● **PASSAGE**
··········
The celestial line of position concept was discovered in 1837 by Thomas Hubbard Sumner when, after one observation, he computed and plotted his longitude at more than one trial latitude in his vicinity and noticed that the positions lay along a line. Using this method with two bodies, navigators were finally able to cross two position lines and obtain their position, in effect determining both latitude and longitude. Later in the 19th century came the development of the modern (Marcq St. Hilaire) intercept method; with this method, the body height and azimuth are calculated for a convenient trial position and compared with the observed height. The difference in arcminutes is the nautical mile "intercept" distance that the position line needs to be shifted toward or away from the direction of the body's subpoint. (The intercept method uses the concept illustrated in the example in the "How it works" section above.) Two other methods of reducing sights are the longitude by chronometer and the ex-meridian method.
While celestial navigation is becoming increasingly redundant with the advent of inexpensive and highly accurate satellite navigation receivers (GNSS), it was used extensively in aviation until the 1960s and marine navigation until quite recently. However, since a prudent mariner never relies on any sole means of fixing their position, many national maritime authorities still require deck officers to show knowledge of celestial navigation in examinations, primarily as a backup for electronic or satellite navigation. One of the most common current uses of celestial navigation aboard large merchant vessels is for compass calibration and error checking at sea when no terrestrial references are available.
In 1980, French Navy regulations still required an independently operated timepiece on board so that, in combination with a sextant, a ship’s position could be determined by celestial navigation.
The United States Naval Academy (USNA) announced that it was discontinuing its course on celestial navigation (considered to be one of its most demanding non-engineering courses) from the formal curriculum in the spring of 1998. In October 2015, citing concerns about the reliability of GNSS systems in the face of potential hostile hacking, the USNA reinstated instruction in celestial navigation in the 2015 to 2016 academic year.
At another federal service academy, the US Merchant Marine Academy, there was no break in instruction in celestial navigation as it is required to pass the US Coast Guard License Exam to enter the Merchant Marine. It is also taught at Harvard, most recently as Astronomy 2.
··········
● **EXTRACTED ENTRIES**
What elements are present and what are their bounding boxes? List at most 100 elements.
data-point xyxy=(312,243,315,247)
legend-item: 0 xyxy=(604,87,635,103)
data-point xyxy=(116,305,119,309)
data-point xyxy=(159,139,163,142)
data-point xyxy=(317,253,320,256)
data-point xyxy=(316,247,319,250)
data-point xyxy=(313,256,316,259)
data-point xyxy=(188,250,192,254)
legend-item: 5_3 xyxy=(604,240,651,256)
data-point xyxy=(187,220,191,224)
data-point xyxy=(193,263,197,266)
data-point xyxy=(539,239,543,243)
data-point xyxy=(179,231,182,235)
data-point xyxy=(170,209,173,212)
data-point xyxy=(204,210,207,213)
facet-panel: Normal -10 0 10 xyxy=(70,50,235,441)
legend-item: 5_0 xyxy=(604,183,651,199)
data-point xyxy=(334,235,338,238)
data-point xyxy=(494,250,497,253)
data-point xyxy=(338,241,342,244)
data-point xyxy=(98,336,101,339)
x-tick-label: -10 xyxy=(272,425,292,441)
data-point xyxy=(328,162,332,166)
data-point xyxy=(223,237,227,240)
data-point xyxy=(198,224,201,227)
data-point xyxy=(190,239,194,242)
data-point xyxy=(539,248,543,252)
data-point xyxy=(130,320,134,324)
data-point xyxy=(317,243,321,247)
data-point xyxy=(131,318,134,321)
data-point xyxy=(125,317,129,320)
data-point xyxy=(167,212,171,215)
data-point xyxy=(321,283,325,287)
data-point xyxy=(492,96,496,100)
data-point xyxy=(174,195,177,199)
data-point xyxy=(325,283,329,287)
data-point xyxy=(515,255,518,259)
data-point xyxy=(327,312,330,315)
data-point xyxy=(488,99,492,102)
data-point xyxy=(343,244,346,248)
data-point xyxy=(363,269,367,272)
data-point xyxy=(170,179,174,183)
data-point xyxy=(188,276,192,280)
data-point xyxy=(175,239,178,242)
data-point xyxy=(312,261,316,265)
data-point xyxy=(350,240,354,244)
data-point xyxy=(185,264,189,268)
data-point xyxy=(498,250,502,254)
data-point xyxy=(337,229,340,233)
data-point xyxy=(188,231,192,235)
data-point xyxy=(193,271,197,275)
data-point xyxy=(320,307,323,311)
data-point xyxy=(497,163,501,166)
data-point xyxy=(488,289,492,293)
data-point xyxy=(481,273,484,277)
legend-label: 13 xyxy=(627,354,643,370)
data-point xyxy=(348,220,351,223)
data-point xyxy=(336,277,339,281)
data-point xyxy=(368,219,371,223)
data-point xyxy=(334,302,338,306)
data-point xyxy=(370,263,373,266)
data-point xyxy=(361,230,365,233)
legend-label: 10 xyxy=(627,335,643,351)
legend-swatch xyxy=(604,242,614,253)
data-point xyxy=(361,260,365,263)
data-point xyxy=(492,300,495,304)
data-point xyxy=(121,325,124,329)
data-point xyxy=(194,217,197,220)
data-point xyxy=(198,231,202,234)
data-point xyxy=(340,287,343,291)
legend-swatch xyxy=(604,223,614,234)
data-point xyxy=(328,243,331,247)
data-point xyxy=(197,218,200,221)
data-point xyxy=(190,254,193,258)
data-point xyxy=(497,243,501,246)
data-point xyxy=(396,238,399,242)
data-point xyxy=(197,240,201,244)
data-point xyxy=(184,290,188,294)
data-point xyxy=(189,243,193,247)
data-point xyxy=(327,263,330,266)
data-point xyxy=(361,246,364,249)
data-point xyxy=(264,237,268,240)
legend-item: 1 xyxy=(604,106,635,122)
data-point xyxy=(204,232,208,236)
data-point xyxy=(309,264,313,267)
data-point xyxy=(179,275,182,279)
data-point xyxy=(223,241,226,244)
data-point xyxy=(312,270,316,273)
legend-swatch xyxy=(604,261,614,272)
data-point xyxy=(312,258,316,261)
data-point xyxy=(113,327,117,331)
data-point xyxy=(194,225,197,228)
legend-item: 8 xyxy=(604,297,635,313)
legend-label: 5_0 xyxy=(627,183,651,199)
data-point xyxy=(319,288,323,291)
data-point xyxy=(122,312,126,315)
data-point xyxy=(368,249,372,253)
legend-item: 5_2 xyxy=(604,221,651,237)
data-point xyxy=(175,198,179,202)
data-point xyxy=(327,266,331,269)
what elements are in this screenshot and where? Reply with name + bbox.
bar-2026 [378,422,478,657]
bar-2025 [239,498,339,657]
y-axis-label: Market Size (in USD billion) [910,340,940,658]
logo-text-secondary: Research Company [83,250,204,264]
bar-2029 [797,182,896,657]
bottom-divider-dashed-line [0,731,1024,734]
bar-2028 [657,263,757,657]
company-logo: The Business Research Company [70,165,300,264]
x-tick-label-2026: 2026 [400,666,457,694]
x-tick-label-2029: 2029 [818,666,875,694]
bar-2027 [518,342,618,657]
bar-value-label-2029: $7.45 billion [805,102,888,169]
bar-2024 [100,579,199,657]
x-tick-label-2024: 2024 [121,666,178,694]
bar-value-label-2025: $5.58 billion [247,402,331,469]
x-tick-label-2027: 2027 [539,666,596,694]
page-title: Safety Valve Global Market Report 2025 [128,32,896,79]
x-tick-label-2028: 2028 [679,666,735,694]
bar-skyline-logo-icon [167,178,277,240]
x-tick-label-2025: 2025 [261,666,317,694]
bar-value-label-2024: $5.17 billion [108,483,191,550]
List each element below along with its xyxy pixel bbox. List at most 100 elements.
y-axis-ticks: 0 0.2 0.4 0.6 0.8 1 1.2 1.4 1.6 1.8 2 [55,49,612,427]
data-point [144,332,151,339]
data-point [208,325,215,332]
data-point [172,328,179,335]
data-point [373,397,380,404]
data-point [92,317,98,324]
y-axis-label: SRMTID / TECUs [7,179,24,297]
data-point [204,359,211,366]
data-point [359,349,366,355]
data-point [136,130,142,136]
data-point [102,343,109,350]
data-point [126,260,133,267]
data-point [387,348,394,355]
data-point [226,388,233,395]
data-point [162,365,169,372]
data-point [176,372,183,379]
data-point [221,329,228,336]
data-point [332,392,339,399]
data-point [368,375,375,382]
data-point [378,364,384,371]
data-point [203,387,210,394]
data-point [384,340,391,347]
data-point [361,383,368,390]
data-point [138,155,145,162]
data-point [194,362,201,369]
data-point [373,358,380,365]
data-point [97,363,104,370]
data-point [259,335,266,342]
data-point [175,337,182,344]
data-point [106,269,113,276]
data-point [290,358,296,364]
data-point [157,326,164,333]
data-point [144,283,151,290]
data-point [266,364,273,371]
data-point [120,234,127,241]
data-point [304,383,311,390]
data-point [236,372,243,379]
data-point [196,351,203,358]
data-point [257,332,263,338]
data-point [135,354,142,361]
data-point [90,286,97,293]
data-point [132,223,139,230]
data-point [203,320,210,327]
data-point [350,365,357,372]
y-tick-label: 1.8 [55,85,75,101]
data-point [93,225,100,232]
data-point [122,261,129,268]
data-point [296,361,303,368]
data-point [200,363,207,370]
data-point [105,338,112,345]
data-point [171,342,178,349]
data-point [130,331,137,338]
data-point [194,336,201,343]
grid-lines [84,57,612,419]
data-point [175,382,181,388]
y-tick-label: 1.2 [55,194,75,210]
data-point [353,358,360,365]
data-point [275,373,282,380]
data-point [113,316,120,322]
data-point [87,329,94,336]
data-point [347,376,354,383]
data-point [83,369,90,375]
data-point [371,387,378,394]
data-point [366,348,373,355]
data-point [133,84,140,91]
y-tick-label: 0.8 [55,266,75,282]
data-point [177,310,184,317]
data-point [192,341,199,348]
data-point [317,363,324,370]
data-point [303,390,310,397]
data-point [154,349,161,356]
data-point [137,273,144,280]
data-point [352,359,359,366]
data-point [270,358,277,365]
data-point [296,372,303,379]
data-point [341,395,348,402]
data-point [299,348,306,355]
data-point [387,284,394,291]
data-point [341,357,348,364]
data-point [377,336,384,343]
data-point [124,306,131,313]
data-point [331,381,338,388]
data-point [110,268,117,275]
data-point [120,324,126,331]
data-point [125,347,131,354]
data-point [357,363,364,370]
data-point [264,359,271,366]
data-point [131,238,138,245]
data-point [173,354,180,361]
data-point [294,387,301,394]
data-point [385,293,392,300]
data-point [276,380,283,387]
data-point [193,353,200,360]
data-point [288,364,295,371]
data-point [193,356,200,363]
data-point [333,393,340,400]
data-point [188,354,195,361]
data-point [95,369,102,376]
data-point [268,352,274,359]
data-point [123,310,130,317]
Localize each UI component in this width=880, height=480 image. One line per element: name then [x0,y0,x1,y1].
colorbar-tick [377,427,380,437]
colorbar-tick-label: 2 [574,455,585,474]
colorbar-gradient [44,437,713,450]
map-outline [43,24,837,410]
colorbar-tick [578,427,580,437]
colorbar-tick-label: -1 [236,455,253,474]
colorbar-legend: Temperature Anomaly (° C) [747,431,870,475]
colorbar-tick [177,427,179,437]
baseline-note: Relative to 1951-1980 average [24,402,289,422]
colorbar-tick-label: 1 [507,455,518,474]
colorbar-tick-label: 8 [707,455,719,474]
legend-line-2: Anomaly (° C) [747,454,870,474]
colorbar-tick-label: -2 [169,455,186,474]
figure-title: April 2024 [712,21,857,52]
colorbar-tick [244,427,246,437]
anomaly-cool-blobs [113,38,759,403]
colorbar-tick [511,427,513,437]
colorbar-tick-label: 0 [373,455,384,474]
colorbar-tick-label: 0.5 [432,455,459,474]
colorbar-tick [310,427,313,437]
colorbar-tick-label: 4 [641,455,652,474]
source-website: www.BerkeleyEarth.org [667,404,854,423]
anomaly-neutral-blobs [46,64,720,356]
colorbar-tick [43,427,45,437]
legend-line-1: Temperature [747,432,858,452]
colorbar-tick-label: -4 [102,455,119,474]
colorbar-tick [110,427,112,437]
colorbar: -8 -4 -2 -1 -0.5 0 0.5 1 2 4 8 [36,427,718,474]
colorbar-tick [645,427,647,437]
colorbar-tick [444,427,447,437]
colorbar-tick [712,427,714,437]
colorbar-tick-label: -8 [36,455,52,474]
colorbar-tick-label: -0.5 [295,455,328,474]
··········
● **WRITTEN EXERCISE 1**
Reproduce the lines of the listing from its start through the line that contains "data-point xyxy=(317,253,320,256)", including both ends.
● **WRITTEN EXERCISE 2**
Pick up the passage on celestial navigation after its final sentence and keep writing it.
The listing has no connection to the passage on celestial navigation.

● **TASK RESULT 1**
What elements are present and what are their bounding boxes? List at most 100 elements.
data-point xyxy=(312,243,315,247)
legend-item: 0 xyxy=(604,87,635,103)
data-point xyxy=(116,305,119,309)
data-point xyxy=(159,139,163,142)
data-point xyxy=(317,253,320,256)

● **TASK RESULT 2**
Celestial navigation continues to be used by private yachtsmen, and particularly by long-distance cruising yachts around the world. For small cruising boat crews, celestial navigation is generally considered an essential skill when venturing beyond visual range of land. Although satellite navigation technology is reliable, offshore yachtsmen use celestial navigation as either a primary navigational tool or as a backup.
Celestial navigation was used in commercial aviation up until the early part of the jet age; early Boeing 747s had a "sextant port" in the roof of the cockpit. It was only phased out in the 1960s with the advent of inertial navigation and Doppler navigation systems, and today's satellite-based systems which can locate the aircraft's position accurate to a 3-meter sphere with several updates per second.
A variation on terrestrial celestial navigation was used to help orient the Apollo spacecraft en route to and from the Moon. To this day, space missions such as the Mars Exploration Rover use star trackers to determine the attitude of the spacecraft.
As early as the mid-1960s, advanced electronic and computer systems had evolved enabling navigators to obtain automated celestial sight fixes. These systems were used aboard both ships and US Air Force aircraft, and were highly accurate, able to lock onto up to 11 stars (even in daytime) and resolve the craft's position to less than 300 feet (91 m). The SR-71 high-speed reconnaissance aircraft was one example of an aircraft that used a combination of automated celestial and inertial navigation. These rare systems were expensive, however, and the few that remain in use today are regarded as backups to more reliable satellite positioning systems.
Intercontinental ballistic missiles use celestial navigation to check and correct their course (initially set using internal gyroscopes) while flying outside the Earth's atmosphere. The immunity to jamming signals is the main driver behind this seemingly archaic technique.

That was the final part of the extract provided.